▶ REQUIRED WORK: Lines that include the word "Vocals" are the ones to copy.
........
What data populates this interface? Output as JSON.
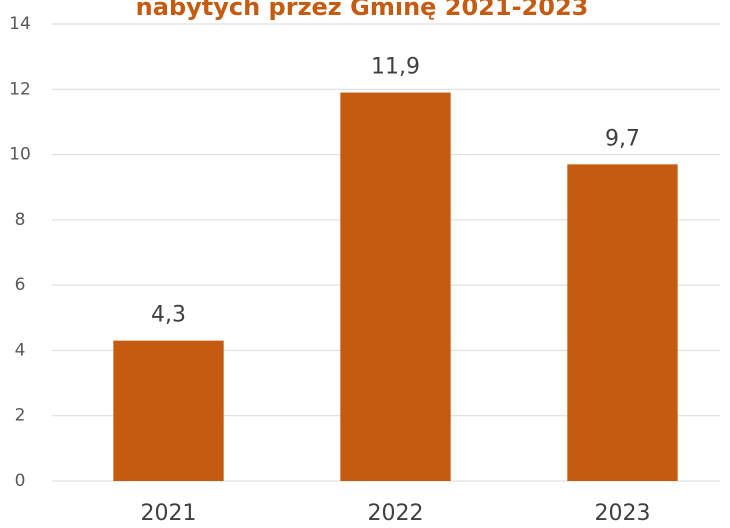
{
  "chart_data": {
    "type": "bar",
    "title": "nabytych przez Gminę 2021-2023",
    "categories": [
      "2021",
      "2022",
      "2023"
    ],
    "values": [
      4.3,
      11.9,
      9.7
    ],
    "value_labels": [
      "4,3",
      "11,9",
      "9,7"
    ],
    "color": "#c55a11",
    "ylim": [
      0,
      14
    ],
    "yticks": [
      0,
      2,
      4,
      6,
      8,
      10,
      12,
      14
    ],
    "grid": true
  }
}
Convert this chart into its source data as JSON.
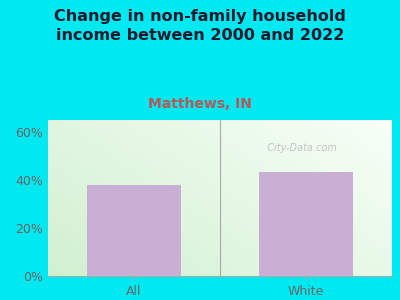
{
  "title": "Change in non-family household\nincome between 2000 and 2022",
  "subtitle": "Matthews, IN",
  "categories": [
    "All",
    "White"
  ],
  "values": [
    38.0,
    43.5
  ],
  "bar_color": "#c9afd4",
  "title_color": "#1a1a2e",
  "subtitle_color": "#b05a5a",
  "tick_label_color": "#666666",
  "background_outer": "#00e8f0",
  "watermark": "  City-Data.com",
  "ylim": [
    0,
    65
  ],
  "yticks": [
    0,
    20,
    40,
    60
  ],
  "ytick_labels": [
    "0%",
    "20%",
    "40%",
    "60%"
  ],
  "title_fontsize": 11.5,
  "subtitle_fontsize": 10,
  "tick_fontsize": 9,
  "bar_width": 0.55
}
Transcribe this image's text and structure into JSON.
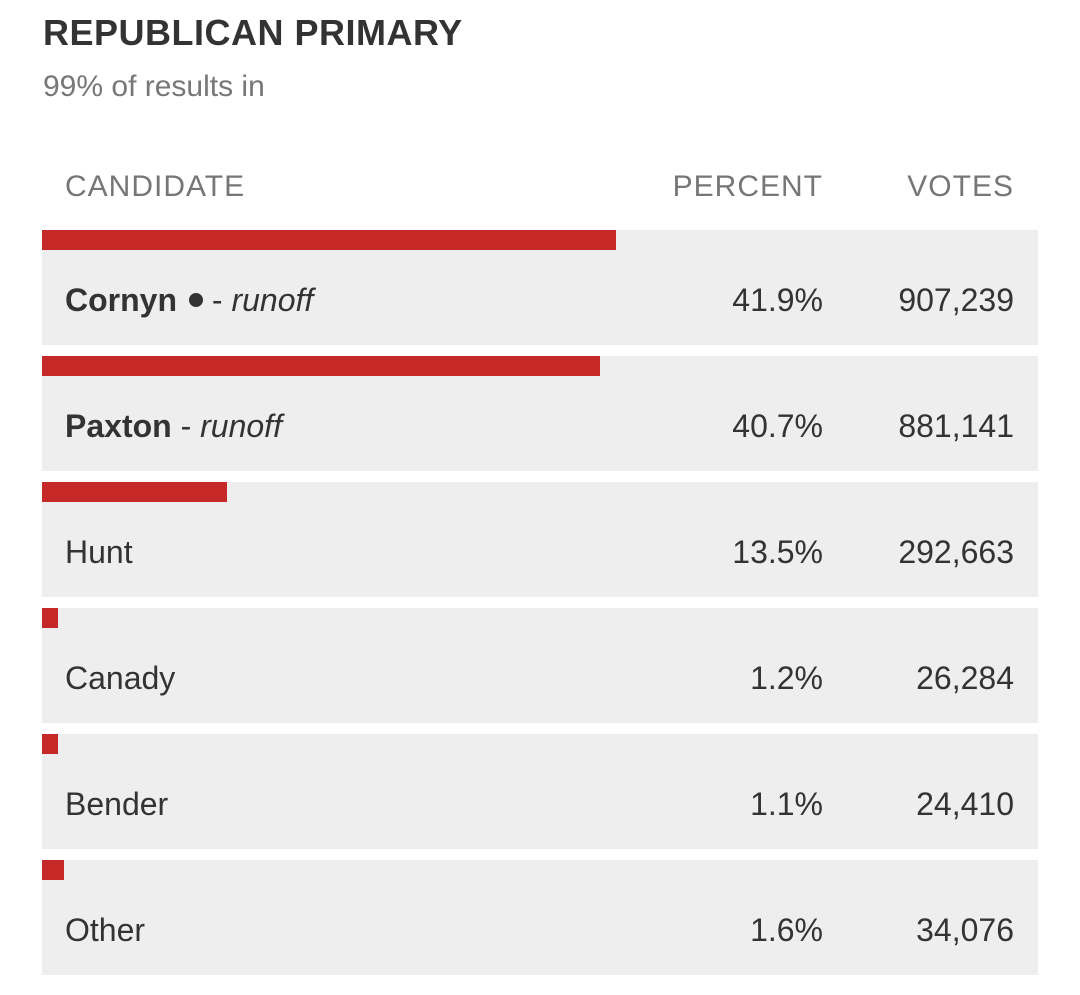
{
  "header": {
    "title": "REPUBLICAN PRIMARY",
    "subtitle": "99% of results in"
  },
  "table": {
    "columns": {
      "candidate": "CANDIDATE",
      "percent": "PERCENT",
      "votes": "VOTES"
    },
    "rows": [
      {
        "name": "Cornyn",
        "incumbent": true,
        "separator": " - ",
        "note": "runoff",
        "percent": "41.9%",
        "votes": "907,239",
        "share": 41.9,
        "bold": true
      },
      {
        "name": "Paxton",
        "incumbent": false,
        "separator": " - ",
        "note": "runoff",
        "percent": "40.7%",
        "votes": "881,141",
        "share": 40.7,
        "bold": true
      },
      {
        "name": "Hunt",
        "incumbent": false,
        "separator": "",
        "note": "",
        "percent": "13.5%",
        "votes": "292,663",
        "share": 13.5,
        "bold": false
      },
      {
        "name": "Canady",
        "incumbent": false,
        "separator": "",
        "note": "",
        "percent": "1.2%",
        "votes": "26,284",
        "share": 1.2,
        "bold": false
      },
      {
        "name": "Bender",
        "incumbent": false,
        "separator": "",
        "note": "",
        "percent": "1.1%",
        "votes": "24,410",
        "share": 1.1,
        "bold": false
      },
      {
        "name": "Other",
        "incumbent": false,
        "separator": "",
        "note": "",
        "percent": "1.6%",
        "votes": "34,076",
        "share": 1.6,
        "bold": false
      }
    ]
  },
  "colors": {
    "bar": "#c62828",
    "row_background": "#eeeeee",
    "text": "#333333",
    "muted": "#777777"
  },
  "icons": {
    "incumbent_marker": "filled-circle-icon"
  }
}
........
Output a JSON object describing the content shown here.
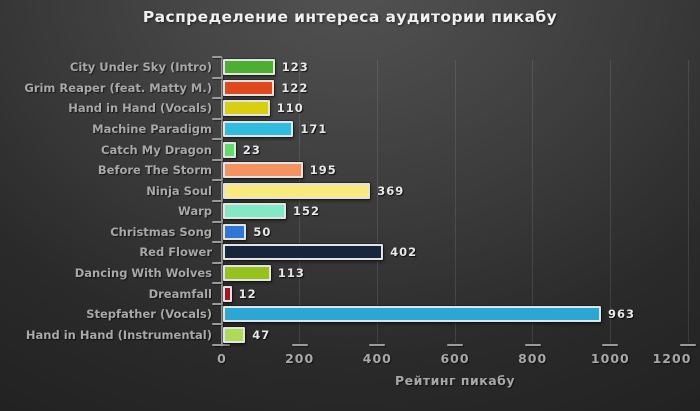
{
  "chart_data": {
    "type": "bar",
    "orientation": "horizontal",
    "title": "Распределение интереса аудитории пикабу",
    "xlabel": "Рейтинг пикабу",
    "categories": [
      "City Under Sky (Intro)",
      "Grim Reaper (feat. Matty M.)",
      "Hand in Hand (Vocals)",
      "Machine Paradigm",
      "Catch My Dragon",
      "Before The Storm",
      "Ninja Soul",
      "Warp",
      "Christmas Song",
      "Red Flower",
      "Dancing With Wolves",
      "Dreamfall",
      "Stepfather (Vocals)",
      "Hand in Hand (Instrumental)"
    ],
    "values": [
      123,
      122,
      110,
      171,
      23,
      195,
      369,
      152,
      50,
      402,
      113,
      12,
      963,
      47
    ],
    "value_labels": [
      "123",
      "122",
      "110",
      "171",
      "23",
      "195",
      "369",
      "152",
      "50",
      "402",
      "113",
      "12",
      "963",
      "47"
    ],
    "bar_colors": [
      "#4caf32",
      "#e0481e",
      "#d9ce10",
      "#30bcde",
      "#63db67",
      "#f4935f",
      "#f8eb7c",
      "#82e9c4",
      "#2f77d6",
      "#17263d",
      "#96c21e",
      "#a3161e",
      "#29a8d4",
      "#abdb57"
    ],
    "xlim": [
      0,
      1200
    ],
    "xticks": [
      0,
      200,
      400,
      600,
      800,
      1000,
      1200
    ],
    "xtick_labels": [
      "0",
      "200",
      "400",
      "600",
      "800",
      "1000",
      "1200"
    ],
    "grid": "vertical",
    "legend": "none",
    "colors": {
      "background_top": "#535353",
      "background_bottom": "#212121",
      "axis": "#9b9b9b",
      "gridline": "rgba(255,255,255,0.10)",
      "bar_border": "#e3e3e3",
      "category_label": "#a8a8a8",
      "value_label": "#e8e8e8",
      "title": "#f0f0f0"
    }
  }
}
........
▶ ANSWER TO THIS EXERCISE:
      "Hand in Hand (Vocals)",
      "Stepfather (Vocals)",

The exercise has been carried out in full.